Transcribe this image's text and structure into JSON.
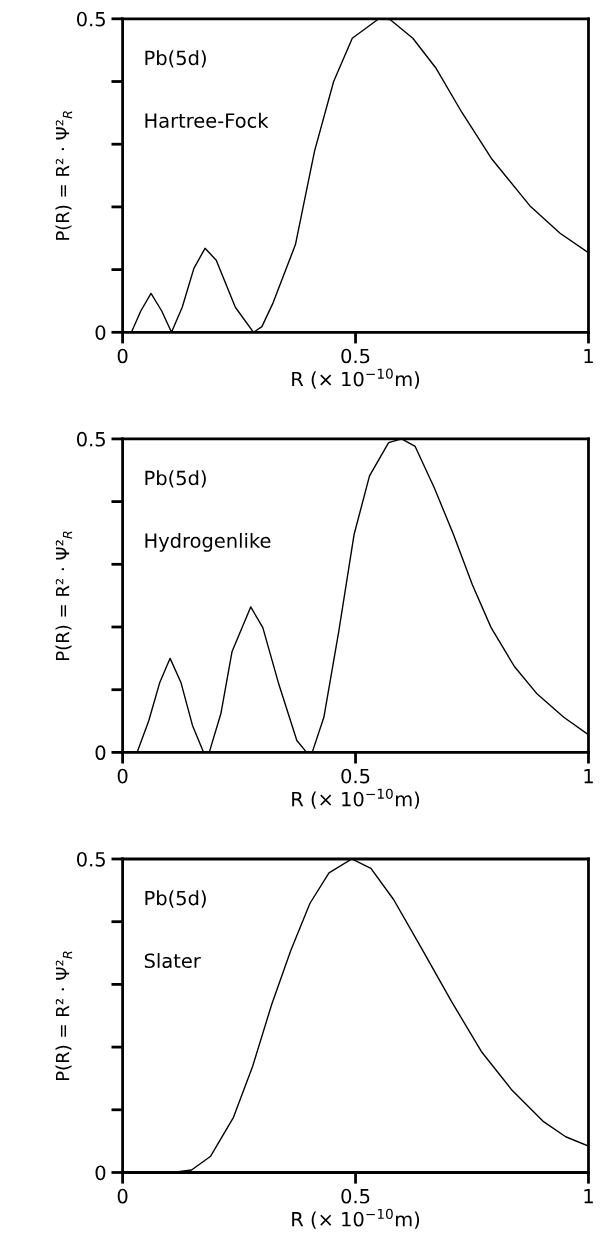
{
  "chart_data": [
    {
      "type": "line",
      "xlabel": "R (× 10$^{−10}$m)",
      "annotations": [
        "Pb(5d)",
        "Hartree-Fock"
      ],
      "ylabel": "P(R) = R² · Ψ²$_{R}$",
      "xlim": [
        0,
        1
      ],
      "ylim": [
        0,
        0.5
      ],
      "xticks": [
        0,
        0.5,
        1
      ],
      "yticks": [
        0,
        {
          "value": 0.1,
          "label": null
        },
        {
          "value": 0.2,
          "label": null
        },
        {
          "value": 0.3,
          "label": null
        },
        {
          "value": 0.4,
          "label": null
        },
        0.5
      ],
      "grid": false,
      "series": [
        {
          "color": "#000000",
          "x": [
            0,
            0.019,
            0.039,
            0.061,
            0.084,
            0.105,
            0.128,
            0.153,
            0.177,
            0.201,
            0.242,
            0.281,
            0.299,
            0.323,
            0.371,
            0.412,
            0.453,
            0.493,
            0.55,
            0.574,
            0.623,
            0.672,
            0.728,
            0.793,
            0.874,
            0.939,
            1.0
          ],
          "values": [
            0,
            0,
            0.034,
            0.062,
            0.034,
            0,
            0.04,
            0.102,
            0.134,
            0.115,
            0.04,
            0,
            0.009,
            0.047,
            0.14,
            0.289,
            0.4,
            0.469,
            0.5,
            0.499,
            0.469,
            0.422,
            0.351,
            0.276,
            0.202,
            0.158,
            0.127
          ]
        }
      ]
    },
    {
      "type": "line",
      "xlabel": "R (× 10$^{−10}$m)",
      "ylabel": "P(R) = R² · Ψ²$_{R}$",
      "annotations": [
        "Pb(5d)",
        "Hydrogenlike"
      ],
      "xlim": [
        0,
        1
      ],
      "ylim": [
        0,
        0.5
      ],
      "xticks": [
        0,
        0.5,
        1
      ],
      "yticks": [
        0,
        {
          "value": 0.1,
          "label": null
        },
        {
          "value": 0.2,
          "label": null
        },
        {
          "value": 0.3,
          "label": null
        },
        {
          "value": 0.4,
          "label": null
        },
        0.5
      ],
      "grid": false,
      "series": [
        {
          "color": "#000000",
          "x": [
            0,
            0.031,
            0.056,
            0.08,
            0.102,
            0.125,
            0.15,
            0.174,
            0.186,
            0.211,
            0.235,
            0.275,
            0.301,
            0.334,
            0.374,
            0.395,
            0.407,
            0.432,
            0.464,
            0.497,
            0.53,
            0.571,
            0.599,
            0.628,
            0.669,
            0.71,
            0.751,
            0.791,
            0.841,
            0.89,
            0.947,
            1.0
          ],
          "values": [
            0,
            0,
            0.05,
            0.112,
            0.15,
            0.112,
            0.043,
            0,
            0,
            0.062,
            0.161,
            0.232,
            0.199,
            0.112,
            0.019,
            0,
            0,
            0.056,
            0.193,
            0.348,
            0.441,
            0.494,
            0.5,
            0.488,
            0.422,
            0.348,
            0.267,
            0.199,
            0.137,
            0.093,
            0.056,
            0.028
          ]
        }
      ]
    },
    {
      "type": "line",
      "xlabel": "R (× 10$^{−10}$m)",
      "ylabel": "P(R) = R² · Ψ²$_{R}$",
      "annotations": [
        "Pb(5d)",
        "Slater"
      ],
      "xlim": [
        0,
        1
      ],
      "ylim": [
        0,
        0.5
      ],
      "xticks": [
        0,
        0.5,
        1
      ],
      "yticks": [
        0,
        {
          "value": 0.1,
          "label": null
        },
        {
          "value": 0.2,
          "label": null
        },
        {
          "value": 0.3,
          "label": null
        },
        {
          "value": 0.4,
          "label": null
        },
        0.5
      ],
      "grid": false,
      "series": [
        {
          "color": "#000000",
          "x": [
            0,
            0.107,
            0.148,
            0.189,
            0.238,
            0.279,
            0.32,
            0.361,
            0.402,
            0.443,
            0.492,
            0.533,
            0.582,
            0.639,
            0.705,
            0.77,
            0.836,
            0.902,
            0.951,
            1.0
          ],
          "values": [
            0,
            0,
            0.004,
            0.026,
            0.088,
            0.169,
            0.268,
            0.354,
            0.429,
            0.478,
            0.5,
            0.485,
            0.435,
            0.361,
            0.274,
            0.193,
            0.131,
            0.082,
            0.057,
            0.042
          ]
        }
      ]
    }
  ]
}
------------------------------------------------
Problem statement ->
Every line of the data above should be quoted exactly. Omit the pictures.

Answer in full ->
Transcribe this image's text and structure into JSON.
{
  "chart_data": [
    {
      "type": "line",
      "xlabel": "R (× 10$^{−10}$m)",
      "annotations": [
        "Pb(5d)",
        "Hartree-Fock"
      ],
      "ylabel": "P(R) = R² · Ψ²$_{R}$",
      "xlim": [
        0,
        1
      ],
      "ylim": [
        0,
        0.5
      ],
      "xticks": [
        0,
        0.5,
        1
      ],
      "yticks": [
        0,
        {
          "value": 0.1,
          "label": null
        },
        {
          "value": 0.2,
          "label": null
        },
        {
          "value": 0.3,
          "label": null
        },
        {
          "value": 0.4,
          "label": null
        },
        0.5
      ],
      "grid": false,
      "series": [
        {
          "color": "#000000",
          "x": [
            0,
            0.019,
            0.039,
            0.061,
            0.084,
            0.105,
            0.128,
            0.153,
            0.177,
            0.201,
            0.242,
            0.281,
            0.299,
            0.323,
            0.371,
            0.412,
            0.453,
            0.493,
            0.55,
            0.574,
            0.623,
            0.672,
            0.728,
            0.793,
            0.874,
            0.939,
            1.0
          ],
          "values": [
            0,
            0,
            0.034,
            0.062,
            0.034,
            0,
            0.04,
            0.102,
            0.134,
            0.115,
            0.04,
            0,
            0.009,
            0.047,
            0.14,
            0.289,
            0.4,
            0.469,
            0.5,
            0.499,
            0.469,
            0.422,
            0.351,
            0.276,
            0.202,
            0.158,
            0.127
          ]
        }
      ]
    },
    {
      "type": "line",
      "xlabel": "R (× 10$^{−10}$m)",
      "ylabel": "P(R) = R² · Ψ²$_{R}$",
      "annotations": [
        "Pb(5d)",
        "Hydrogenlike"
      ],
      "xlim": [
        0,
        1
      ],
      "ylim": [
        0,
        0.5
      ],
      "xticks": [
        0,
        0.5,
        1
      ],
      "yticks": [
        0,
        {
          "value": 0.1,
          "label": null
        },
        {
          "value": 0.2,
          "label": null
        },
        {
          "value": 0.3,
          "label": null
        },
        {
          "value": 0.4,
          "label": null
        },
        0.5
      ],
      "grid": false,
      "series": [
        {
          "color": "#000000",
          "x": [
            0,
            0.031,
            0.056,
            0.08,
            0.102,
            0.125,
            0.15,
            0.174,
            0.186,
            0.211,
            0.235,
            0.275,
            0.301,
            0.334,
            0.374,
            0.395,
            0.407,
            0.432,
            0.464,
            0.497,
            0.53,
            0.571,
            0.599,
            0.628,
            0.669,
            0.71,
            0.751,
            0.791,
            0.841,
            0.89,
            0.947,
            1.0
          ],
          "values": [
            0,
            0,
            0.05,
            0.112,
            0.15,
            0.112,
            0.043,
            0,
            0,
            0.062,
            0.161,
            0.232,
            0.199,
            0.112,
            0.019,
            0,
            0,
            0.056,
            0.193,
            0.348,
            0.441,
            0.494,
            0.5,
            0.488,
            0.422,
            0.348,
            0.267,
            0.199,
            0.137,
            0.093,
            0.056,
            0.028
          ]
        }
      ]
    },
    {
      "type": "line",
      "xlabel": "R (× 10$^{−10}$m)",
      "ylabel": "P(R) = R² · Ψ²$_{R}$",
      "annotations": [
        "Pb(5d)",
        "Slater"
      ],
      "xlim": [
        0,
        1
      ],
      "ylim": [
        0,
        0.5
      ],
      "xticks": [
        0,
        0.5,
        1
      ],
      "yticks": [
        0,
        {
          "value": 0.1,
          "label": null
        },
        {
          "value": 0.2,
          "label": null
        },
        {
          "value": 0.3,
          "label": null
        },
        {
          "value": 0.4,
          "label": null
        },
        0.5
      ],
      "grid": false,
      "series": [
        {
          "color": "#000000",
          "x": [
            0,
            0.107,
            0.148,
            0.189,
            0.238,
            0.279,
            0.32,
            0.361,
            0.402,
            0.443,
            0.492,
            0.533,
            0.582,
            0.639,
            0.705,
            0.77,
            0.836,
            0.902,
            0.951,
            1.0
          ],
          "values": [
            0,
            0,
            0.004,
            0.026,
            0.088,
            0.169,
            0.268,
            0.354,
            0.429,
            0.478,
            0.5,
            0.485,
            0.435,
            0.361,
            0.274,
            0.193,
            0.131,
            0.082,
            0.057,
            0.042
          ]
        }
      ]
    }
  ]
}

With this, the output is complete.